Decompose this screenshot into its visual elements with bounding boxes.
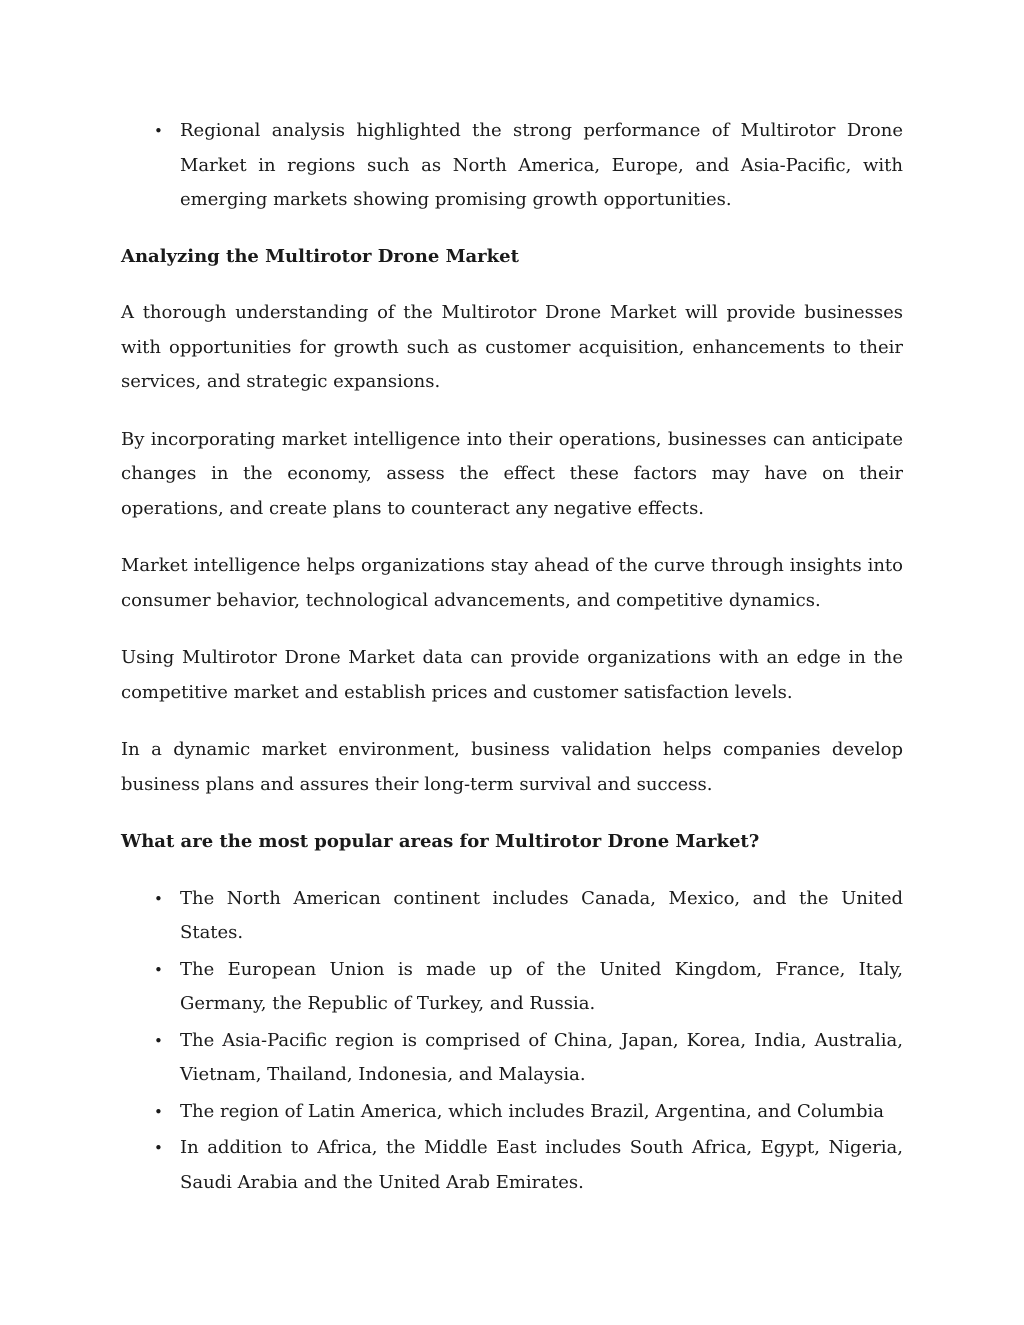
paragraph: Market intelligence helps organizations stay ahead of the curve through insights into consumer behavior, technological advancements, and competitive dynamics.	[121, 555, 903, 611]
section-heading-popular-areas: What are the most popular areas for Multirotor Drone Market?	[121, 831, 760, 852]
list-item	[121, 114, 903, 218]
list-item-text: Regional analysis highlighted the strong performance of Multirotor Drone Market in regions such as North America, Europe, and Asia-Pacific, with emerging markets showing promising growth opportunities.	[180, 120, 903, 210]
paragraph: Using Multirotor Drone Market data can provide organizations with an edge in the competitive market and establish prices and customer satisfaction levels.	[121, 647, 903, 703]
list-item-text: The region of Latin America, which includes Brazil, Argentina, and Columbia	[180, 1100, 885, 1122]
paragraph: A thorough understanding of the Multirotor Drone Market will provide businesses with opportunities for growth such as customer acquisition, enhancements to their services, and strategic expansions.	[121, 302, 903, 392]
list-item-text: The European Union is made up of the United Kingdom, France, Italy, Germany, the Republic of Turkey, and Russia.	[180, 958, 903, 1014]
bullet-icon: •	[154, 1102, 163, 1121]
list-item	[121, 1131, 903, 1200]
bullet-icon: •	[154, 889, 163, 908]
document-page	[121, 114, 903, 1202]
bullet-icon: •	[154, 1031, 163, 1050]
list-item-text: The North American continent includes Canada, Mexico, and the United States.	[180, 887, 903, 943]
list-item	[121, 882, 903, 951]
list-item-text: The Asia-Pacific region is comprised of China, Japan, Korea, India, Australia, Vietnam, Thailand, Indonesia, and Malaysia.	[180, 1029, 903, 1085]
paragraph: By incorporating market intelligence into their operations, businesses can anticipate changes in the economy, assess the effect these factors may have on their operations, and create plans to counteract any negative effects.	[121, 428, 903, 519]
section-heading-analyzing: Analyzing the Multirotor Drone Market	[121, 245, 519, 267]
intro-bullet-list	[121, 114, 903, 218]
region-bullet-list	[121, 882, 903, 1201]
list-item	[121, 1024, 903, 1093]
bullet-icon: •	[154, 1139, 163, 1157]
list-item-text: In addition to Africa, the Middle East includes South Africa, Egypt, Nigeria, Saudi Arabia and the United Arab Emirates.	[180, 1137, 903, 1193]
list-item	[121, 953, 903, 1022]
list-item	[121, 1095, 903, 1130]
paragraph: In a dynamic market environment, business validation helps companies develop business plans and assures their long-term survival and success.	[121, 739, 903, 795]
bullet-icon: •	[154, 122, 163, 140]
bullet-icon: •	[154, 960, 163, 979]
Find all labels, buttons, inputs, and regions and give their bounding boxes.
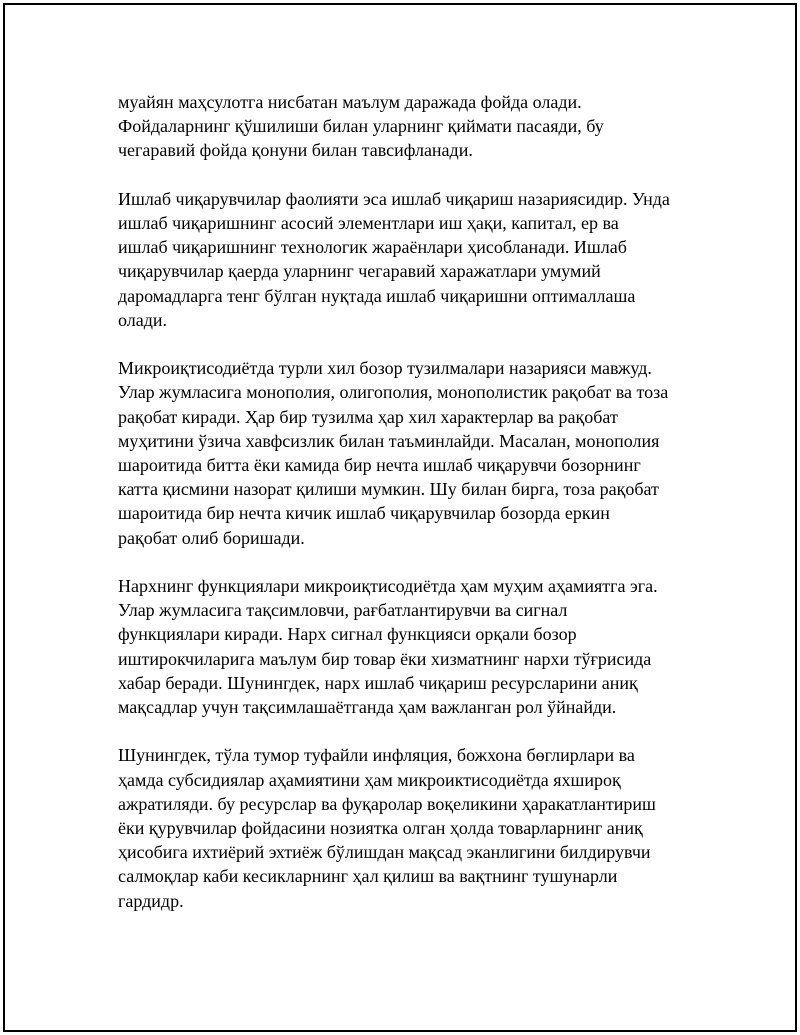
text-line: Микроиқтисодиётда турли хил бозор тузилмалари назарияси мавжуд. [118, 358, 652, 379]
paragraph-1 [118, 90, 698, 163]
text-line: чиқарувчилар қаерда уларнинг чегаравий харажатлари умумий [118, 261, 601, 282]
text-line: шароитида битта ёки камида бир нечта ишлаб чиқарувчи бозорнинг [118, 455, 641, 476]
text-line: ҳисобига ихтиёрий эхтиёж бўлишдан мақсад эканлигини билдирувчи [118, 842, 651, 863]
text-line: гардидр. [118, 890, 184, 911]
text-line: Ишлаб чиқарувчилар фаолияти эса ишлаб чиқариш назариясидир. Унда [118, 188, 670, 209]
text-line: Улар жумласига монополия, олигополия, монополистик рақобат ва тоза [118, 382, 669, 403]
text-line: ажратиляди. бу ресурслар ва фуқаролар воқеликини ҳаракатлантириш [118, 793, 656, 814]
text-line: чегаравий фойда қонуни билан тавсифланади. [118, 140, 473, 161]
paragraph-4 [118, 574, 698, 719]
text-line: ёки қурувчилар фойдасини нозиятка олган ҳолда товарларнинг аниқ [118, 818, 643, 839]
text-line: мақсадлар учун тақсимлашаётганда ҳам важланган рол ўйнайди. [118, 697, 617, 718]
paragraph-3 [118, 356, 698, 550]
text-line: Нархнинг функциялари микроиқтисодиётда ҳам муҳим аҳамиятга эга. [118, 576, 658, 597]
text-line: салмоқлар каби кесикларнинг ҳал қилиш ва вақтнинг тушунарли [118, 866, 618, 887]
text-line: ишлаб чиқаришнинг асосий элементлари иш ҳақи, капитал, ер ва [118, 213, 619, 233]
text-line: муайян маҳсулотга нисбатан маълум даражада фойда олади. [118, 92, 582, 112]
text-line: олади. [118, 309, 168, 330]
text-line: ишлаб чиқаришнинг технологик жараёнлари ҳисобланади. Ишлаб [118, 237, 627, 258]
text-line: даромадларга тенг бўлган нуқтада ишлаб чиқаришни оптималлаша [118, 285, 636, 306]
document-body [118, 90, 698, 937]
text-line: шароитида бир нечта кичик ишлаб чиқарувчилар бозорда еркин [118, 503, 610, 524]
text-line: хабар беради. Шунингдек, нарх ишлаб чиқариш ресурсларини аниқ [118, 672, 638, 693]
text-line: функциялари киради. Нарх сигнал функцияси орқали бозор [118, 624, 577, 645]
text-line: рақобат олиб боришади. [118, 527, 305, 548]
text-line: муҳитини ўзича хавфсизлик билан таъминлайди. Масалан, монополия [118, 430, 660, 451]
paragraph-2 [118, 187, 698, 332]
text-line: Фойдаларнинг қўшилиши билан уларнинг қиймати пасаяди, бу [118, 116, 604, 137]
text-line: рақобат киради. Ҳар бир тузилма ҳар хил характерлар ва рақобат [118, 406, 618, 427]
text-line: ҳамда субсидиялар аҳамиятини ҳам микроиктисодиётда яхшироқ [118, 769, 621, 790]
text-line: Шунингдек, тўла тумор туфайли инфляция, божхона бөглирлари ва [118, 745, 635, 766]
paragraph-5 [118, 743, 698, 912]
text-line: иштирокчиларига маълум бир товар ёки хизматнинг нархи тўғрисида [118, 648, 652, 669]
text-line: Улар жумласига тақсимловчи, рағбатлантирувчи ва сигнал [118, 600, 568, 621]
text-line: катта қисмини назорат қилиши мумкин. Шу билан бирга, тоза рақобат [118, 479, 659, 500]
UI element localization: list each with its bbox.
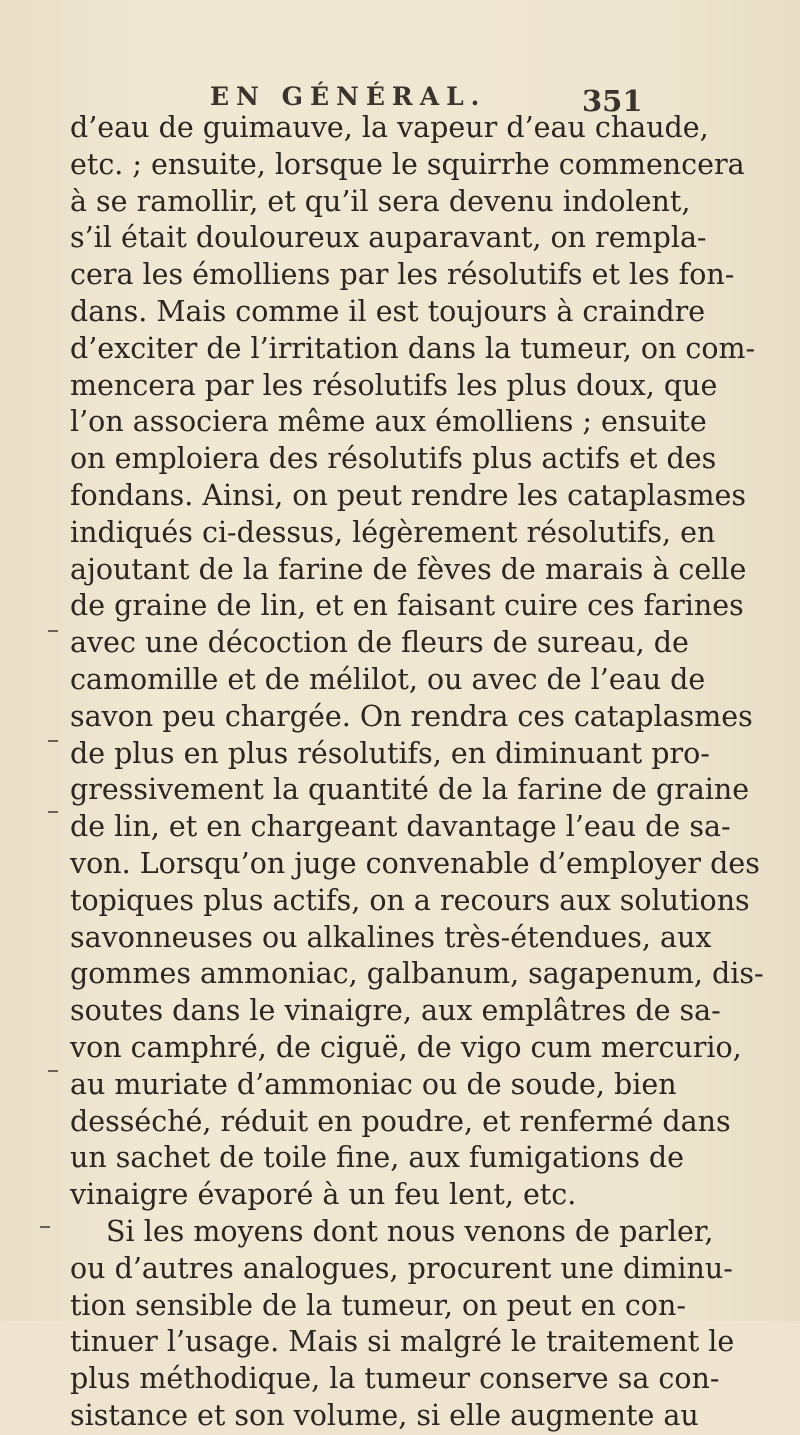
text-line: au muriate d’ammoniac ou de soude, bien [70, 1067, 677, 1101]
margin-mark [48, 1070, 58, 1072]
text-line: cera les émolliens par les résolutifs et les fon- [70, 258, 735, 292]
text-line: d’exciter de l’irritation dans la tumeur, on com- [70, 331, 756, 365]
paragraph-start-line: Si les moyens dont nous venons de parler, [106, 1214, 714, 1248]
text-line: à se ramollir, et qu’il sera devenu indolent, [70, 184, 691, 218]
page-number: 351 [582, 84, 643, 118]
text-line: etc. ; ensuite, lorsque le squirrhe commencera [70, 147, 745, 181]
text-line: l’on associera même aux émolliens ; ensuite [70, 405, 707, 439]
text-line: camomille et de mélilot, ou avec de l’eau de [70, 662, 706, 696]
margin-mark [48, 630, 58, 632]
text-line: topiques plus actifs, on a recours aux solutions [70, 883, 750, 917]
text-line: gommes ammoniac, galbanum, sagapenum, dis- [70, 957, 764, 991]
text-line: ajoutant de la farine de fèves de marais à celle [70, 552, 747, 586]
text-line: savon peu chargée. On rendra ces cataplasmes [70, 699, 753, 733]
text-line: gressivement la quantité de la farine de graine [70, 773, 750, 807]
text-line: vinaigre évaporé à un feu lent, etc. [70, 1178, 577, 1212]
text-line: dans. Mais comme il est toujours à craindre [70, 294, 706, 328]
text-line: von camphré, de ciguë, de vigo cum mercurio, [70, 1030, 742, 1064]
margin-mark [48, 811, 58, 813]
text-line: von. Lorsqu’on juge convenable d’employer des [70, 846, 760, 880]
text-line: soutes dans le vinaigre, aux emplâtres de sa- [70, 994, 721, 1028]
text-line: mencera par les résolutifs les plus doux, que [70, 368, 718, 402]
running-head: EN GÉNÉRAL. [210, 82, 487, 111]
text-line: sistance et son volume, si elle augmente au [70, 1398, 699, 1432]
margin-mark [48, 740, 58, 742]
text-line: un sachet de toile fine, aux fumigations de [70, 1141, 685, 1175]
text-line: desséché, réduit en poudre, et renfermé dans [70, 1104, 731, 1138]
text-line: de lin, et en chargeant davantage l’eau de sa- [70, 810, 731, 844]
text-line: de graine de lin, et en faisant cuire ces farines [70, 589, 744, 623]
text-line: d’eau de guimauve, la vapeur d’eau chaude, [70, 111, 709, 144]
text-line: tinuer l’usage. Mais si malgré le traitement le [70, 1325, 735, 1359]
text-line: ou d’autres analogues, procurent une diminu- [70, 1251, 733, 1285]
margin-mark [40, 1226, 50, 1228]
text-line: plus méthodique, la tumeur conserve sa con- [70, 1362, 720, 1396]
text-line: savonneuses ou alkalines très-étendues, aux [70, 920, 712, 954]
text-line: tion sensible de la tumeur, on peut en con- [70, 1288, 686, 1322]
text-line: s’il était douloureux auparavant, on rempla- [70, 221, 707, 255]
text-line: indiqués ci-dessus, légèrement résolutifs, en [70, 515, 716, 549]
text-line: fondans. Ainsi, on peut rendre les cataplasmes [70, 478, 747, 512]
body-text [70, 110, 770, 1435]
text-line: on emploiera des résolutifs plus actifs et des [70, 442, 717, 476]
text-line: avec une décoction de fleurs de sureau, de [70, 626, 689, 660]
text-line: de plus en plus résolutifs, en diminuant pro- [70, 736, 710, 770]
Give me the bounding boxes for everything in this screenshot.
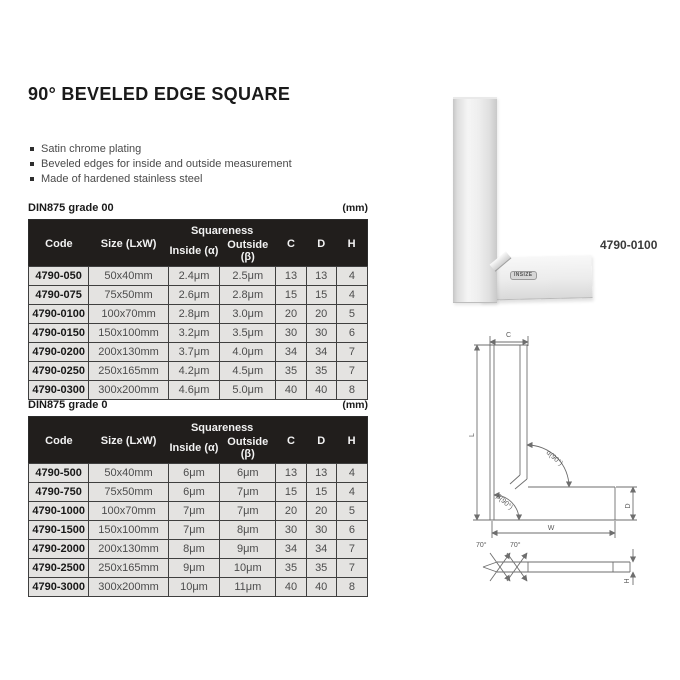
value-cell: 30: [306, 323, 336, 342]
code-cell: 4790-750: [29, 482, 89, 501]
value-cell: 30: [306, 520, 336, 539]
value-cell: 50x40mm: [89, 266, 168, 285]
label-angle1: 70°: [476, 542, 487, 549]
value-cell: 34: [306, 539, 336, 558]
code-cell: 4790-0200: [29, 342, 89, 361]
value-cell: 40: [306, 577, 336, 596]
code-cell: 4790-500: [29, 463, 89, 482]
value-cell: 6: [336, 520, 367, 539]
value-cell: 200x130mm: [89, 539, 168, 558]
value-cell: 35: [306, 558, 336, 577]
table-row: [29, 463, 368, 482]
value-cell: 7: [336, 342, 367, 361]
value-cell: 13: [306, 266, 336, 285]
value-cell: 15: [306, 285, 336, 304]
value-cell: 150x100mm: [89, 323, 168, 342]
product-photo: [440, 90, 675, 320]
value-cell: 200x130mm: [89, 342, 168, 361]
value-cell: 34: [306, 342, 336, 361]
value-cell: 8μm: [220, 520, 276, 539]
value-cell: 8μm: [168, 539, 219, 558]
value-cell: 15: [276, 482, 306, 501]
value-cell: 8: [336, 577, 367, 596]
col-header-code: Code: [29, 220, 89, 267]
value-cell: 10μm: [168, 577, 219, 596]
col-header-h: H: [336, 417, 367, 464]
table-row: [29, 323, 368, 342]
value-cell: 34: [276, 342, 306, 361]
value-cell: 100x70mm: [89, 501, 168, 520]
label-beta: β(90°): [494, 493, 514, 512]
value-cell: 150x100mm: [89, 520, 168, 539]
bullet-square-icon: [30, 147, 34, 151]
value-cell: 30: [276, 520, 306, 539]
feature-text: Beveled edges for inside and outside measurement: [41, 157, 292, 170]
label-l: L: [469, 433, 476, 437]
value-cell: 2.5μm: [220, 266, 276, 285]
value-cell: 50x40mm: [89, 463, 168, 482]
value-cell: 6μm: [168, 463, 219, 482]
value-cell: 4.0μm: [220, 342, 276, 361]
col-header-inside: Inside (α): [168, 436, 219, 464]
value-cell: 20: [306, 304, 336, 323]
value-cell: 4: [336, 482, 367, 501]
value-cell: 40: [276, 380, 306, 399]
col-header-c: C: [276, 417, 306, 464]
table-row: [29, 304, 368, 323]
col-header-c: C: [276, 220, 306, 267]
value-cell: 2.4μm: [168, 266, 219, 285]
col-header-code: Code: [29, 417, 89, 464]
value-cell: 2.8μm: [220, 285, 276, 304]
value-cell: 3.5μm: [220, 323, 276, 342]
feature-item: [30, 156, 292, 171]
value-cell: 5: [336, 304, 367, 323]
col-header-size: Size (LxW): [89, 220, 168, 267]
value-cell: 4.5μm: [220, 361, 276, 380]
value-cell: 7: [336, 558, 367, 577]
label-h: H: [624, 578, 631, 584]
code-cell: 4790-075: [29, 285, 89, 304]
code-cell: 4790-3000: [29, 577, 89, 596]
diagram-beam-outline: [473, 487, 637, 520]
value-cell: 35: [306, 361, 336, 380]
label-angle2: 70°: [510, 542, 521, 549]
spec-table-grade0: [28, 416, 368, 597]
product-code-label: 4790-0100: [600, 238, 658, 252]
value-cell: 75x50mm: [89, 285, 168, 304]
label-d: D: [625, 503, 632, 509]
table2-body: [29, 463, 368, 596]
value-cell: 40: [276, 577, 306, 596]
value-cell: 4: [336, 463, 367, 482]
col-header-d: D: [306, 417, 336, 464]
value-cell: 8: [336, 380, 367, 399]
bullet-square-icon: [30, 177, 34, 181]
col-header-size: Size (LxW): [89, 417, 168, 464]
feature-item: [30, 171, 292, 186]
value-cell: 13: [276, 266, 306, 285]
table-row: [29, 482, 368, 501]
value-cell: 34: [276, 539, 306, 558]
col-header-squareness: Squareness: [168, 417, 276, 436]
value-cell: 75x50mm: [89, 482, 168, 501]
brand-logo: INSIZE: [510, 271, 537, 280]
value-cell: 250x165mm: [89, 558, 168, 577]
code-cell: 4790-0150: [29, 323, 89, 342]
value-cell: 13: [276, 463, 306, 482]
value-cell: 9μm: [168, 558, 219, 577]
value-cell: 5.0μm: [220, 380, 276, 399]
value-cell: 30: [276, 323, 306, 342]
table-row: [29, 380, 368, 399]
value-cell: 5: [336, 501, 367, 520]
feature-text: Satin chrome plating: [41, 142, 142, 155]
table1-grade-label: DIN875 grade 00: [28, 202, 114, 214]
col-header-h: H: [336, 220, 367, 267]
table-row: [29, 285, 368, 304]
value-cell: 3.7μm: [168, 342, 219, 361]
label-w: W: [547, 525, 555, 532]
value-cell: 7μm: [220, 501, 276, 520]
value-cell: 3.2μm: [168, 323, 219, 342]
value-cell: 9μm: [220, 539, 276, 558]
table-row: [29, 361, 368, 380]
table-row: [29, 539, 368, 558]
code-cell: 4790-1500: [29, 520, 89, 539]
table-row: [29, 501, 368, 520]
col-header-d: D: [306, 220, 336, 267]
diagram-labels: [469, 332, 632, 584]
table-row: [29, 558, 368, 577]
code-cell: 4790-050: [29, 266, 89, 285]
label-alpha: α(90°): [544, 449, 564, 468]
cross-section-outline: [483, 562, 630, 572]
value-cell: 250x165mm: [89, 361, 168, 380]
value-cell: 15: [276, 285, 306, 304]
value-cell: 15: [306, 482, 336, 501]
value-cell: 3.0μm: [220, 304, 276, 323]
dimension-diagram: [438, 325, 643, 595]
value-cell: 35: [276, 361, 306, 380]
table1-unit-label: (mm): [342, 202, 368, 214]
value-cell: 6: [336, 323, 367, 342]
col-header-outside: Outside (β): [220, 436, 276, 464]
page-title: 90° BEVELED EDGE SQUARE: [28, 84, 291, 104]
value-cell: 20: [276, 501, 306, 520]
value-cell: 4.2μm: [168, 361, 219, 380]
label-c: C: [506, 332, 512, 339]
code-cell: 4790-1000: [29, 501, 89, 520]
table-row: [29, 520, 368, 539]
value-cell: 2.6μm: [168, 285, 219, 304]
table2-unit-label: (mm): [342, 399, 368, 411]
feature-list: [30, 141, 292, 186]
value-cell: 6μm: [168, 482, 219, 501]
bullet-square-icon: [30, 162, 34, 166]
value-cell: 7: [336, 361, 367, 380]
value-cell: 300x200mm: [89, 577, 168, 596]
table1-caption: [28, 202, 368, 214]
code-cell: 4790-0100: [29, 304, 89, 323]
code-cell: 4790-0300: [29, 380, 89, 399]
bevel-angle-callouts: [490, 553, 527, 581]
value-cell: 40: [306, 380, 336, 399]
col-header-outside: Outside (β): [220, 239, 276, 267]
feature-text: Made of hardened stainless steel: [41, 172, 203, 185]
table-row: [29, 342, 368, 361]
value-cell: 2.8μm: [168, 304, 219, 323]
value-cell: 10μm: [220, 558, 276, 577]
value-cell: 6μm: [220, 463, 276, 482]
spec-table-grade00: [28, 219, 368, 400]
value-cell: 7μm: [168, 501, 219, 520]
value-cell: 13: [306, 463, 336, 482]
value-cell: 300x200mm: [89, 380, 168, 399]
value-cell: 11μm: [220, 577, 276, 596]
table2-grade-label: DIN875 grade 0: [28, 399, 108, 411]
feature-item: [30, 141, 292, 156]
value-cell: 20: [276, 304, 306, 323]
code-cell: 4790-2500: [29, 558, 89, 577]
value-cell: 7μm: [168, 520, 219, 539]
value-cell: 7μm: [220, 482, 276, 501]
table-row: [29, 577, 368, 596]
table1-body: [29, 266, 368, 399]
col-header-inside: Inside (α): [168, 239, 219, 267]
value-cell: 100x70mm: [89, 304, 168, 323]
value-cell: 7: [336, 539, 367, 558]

WHAT YOU HAVE TO DO
Write out the entries between the line holding "paragraph: Market intelligence" and the line holding "list-item-text: The region", inclusive, exactly as they appear.

RESULT OF THIS TASK
paragraph: Market intelligence helps organizations stay ahead of the curve through insights into consumer behavior, technological advancements, and competitive dynamics.	[121, 555, 903, 611]
section-heading-popular-areas: What are the most popular areas for Multirotor Drone Market?	[121, 831, 760, 852]
list-item	[121, 114, 903, 218]
list-item-text: Regional analysis highlighted the strong performance of Multirotor Drone Market in regions such as North America, Europe, and Asia-Pacific, with emerging markets showing promising growth opportunities.	[180, 120, 903, 210]
paragraph: Using Multirotor Drone Market data can provide organizations with an edge in the competitive market and establish prices and customer satisfaction levels.	[121, 647, 903, 703]
list-item-text: The region of Latin America, which includes Brazil, Argentina, and Columbia	[180, 1100, 885, 1122]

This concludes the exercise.